━━ SOURCE RECORDS

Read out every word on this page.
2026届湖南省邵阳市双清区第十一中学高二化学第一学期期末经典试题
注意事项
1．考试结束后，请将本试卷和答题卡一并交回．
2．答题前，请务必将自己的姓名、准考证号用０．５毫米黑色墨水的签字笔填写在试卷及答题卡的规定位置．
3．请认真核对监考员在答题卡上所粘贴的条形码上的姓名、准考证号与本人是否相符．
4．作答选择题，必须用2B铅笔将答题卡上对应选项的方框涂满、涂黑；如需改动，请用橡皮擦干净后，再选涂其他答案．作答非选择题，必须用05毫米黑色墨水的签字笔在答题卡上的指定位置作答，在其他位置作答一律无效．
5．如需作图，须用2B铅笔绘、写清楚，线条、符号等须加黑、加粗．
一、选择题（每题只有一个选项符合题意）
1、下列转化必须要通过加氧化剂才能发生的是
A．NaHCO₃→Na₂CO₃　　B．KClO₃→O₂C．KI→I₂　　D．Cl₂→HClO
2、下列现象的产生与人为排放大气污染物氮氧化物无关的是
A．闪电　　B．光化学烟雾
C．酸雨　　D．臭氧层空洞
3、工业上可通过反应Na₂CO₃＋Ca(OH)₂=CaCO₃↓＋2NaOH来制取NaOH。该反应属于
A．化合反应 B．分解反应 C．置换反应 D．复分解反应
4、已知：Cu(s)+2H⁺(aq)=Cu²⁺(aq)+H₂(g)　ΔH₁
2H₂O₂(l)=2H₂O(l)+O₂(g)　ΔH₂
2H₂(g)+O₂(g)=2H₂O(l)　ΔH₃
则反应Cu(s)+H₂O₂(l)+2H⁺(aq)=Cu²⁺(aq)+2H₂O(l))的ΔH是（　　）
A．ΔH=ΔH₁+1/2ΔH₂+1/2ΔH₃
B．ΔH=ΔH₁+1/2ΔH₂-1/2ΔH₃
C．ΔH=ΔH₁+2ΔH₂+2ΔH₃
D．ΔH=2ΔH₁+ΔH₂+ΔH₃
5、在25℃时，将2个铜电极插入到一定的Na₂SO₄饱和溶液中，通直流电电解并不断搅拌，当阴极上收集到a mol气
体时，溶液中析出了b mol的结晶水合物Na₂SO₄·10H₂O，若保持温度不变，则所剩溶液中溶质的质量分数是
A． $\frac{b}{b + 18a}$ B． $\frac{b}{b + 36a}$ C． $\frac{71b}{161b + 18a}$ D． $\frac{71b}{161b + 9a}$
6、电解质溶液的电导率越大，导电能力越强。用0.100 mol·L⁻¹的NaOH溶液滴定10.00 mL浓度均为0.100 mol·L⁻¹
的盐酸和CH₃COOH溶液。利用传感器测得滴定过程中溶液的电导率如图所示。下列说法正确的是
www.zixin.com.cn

━━━━

AIM | Output each record exactly, leaving nothing out.

REPLY |
Read out every word on this page.
2026届湖南省邵阳市双清区第十一中学高二化学第一学期期末经典试题
注意事项
1．考试结束后，请将本试卷和答题卡一并交回．
2．答题前，请务必将自己的姓名、准考证号用０．５毫米黑色墨水的签字笔填写在试卷及答题卡的规定位置．
3．请认真核对监考员在答题卡上所粘贴的条形码上的姓名、准考证号与本人是否相符．
4．作答选择题，必须用2B铅笔将答题卡上对应选项的方框涂满、涂黑；如需改动，请用橡皮擦干净后，再选涂其他答案．作答非选择题，必须用05毫米黑色墨水的签字笔在答题卡上的指定位置作答，在其他位置作答一律无效．
5．如需作图，须用2B铅笔绘、写清楚，线条、符号等须加黑、加粗．
一、选择题（每题只有一个选项符合题意）
1、下列转化必须要通过加氧化剂才能发生的是
A．NaHCO₃→Na₂CO₃　　B．KClO₃→O₂C．KI→I₂　　D．Cl₂→HClO
2、下列现象的产生与人为排放大气污染物氮氧化物无关的是
A．闪电　　B．光化学烟雾
C．酸雨　　D．臭氧层空洞
3、工业上可通过反应Na₂CO₃＋Ca(OH)₂=CaCO₃↓＋2NaOH来制取NaOH。该反应属于
A．化合反应 B．分解反应 C．置换反应 D．复分解反应
4、已知：Cu(s)+2H⁺(aq)=Cu²⁺(aq)+H₂(g)　ΔH₁
2H₂O₂(l)=2H₂O(l)+O₂(g)　ΔH₂
2H₂(g)+O₂(g)=2H₂O(l)　ΔH₃
则反应Cu(s)+H₂O₂(l)+2H⁺(aq)=Cu²⁺(aq)+2H₂O(l))的ΔH是（　　）
A．ΔH=ΔH₁+1/2ΔH₂+1/2ΔH₃
B．ΔH=ΔH₁+1/2ΔH₂-1/2ΔH₃
C．ΔH=ΔH₁+2ΔH₂+2ΔH₃
D．ΔH=2ΔH₁+ΔH₂+ΔH₃
5、在25℃时，将2个铜电极插入到一定的Na₂SO₄饱和溶液中，通直流电电解并不断搅拌，当阴极上收集到a mol气
体时，溶液中析出了b mol的结晶水合物Na₂SO₄·10H₂O，若保持温度不变，则所剩溶液中溶质的质量分数是
A． $\frac{b}{b + 18a}$ B． $\frac{b}{b + 36a}$ C． $\frac{71b}{161b + 18a}$ D． $\frac{71b}{161b + 9a}$
6、电解质溶液的电导率越大，导电能力越强。用0.100 mol·L⁻¹的NaOH溶液滴定10.00 mL浓度均为0.100 mol·L⁻¹
的盐酸和CH₃COOH溶液。利用传感器测得滴定过程中溶液的电导率如图所示。下列说法正确的是
www.zixin.com.cn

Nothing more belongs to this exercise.